## Begin INPUT RECORDS
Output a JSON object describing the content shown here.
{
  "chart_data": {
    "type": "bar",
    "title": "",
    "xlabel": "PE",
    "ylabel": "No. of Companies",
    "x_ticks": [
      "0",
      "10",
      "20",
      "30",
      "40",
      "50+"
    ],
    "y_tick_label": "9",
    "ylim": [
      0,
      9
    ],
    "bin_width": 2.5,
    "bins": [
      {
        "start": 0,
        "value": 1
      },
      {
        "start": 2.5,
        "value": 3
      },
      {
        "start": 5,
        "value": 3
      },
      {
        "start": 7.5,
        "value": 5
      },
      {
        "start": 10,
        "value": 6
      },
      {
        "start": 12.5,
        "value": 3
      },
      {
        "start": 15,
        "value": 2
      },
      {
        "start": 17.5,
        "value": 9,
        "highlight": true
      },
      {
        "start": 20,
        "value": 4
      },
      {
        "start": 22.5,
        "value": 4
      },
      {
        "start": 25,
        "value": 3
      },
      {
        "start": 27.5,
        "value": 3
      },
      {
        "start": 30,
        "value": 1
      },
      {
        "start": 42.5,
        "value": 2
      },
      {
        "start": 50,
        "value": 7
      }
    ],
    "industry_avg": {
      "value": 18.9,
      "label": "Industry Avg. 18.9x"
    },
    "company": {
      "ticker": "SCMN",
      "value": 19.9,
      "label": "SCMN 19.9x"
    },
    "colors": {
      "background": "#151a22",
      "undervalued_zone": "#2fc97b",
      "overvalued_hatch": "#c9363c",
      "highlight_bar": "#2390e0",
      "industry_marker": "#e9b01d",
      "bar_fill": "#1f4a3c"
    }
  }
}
## End INPUT RECORDS
### DIRECTIONS
Transcribe each entry exactly.

### COMPLETED TASK
Output a JSON object describing the content shown here.
{
  "chart_data": {
    "type": "bar",
    "title": "",
    "xlabel": "PE",
    "ylabel": "No. of Companies",
    "x_ticks": [
      "0",
      "10",
      "20",
      "30",
      "40",
      "50+"
    ],
    "y_tick_label": "9",
    "ylim": [
      0,
      9
    ],
    "bin_width": 2.5,
    "bins": [
      {
        "start": 0,
        "value": 1
      },
      {
        "start": 2.5,
        "value": 3
      },
      {
        "start": 5,
        "value": 3
      },
      {
        "start": 7.5,
        "value": 5
      },
      {
        "start": 10,
        "value": 6
      },
      {
        "start": 12.5,
        "value": 3
      },
      {
        "start": 15,
        "value": 2
      },
      {
        "start": 17.5,
        "value": 9,
        "highlight": true
      },
      {
        "start": 20,
        "value": 4
      },
      {
        "start": 22.5,
        "value": 4
      },
      {
        "start": 25,
        "value": 3
      },
      {
        "start": 27.5,
        "value": 3
      },
      {
        "start": 30,
        "value": 1
      },
      {
        "start": 42.5,
        "value": 2
      },
      {
        "start": 50,
        "value": 7
      }
    ],
    "industry_avg": {
      "value": 18.9,
      "label": "Industry Avg. 18.9x"
    },
    "company": {
      "ticker": "SCMN",
      "value": 19.9,
      "label": "SCMN 19.9x"
    },
    "colors": {
      "background": "#151a22",
      "undervalued_zone": "#2fc97b",
      "overvalued_hatch": "#c9363c",
      "highlight_bar": "#2390e0",
      "industry_marker": "#e9b01d",
      "bar_fill": "#1f4a3c"
    }
  }
}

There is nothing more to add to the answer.